Instructions for the task:
Look through the data below. Pick out the lines holding the string "Laboratuvarında".

Given entries:
▼▼▼

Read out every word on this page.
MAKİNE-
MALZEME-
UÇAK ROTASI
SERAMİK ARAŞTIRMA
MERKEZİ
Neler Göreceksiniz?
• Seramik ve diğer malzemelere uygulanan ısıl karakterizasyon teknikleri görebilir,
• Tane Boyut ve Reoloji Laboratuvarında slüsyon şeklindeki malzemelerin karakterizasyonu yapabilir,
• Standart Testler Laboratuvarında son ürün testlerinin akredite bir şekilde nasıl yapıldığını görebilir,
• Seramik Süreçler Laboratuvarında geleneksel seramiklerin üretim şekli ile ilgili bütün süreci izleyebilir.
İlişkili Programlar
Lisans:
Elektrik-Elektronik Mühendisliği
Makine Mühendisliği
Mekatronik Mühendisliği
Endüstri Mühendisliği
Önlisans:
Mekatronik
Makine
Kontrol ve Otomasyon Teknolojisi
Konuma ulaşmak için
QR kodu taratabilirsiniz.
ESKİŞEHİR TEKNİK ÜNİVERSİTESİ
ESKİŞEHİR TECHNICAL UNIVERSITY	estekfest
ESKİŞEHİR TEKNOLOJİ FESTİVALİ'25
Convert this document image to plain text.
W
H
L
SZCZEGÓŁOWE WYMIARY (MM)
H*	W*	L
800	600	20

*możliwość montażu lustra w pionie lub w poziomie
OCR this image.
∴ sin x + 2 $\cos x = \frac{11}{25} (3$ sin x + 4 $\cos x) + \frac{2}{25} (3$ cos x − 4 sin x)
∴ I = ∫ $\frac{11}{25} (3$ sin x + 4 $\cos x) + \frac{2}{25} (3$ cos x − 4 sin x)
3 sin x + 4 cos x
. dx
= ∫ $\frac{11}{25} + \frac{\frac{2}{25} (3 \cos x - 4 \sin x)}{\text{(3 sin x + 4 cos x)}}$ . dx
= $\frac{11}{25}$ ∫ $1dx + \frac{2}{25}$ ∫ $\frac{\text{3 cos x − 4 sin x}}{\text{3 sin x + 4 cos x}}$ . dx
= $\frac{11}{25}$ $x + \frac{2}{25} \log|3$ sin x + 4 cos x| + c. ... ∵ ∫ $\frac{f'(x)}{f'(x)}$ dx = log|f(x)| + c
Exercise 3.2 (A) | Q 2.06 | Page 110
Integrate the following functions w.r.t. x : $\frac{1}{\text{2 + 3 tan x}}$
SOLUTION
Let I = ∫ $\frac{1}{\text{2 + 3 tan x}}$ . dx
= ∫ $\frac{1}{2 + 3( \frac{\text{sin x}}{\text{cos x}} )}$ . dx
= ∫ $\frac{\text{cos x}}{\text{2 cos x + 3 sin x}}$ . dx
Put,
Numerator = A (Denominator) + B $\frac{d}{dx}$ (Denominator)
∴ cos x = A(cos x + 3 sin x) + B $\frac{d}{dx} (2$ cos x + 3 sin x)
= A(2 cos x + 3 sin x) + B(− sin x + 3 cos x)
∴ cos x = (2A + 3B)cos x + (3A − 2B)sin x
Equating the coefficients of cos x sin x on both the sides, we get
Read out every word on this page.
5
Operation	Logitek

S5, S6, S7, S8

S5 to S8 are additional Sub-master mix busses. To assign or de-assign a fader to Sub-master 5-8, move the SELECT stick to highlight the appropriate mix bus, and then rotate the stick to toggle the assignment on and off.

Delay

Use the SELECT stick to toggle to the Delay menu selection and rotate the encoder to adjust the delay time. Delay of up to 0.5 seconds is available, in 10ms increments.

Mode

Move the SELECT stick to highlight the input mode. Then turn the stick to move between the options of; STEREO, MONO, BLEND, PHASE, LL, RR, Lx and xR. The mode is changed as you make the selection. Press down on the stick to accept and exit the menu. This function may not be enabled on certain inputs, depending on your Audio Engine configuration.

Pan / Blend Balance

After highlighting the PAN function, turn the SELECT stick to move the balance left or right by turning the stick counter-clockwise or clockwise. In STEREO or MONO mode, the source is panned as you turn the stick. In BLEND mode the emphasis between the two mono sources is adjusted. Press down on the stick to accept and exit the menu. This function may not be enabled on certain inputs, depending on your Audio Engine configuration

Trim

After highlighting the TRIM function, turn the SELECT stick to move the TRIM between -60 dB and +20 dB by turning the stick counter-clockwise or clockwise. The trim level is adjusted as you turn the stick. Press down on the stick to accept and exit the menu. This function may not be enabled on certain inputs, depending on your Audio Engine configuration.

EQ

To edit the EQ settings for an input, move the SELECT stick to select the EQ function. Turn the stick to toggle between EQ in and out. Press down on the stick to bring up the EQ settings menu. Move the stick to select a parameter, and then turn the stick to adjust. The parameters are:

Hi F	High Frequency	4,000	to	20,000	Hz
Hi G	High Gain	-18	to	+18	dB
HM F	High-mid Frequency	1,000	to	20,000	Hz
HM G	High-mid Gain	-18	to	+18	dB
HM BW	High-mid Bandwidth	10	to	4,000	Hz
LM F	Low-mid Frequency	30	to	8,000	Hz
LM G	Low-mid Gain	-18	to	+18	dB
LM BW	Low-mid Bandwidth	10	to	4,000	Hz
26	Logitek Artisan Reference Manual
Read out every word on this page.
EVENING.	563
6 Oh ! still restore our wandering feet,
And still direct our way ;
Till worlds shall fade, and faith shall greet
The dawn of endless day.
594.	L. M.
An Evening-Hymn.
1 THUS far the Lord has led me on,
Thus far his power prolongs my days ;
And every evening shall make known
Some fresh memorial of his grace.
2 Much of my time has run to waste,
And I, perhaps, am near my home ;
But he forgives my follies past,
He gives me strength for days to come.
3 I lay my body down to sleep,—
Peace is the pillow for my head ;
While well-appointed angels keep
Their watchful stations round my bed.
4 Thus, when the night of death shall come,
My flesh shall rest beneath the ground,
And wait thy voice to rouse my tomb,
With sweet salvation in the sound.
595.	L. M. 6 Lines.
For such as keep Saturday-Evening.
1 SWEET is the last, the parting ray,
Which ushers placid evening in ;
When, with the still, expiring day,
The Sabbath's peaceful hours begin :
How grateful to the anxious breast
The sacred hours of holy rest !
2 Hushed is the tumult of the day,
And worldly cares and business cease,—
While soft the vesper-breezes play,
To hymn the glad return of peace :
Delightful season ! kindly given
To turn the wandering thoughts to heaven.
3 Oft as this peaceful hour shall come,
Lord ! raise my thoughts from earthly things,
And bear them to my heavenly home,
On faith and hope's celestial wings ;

▲▲▲

Complete answer:
• Tane Boyut ve Reoloji Laboratuvarında slüsyon şeklindeki malzemelerin karakterizasyonu yapabilir,
• Standart Testler Laboratuvarında son ürün testlerinin akredite bir şekilde nasıl yapıldığını görebilir,
• Seramik Süreçler Laboratuvarında geleneksel seramiklerin üretim şekli ile ilgili bütün süreci izleyebilir.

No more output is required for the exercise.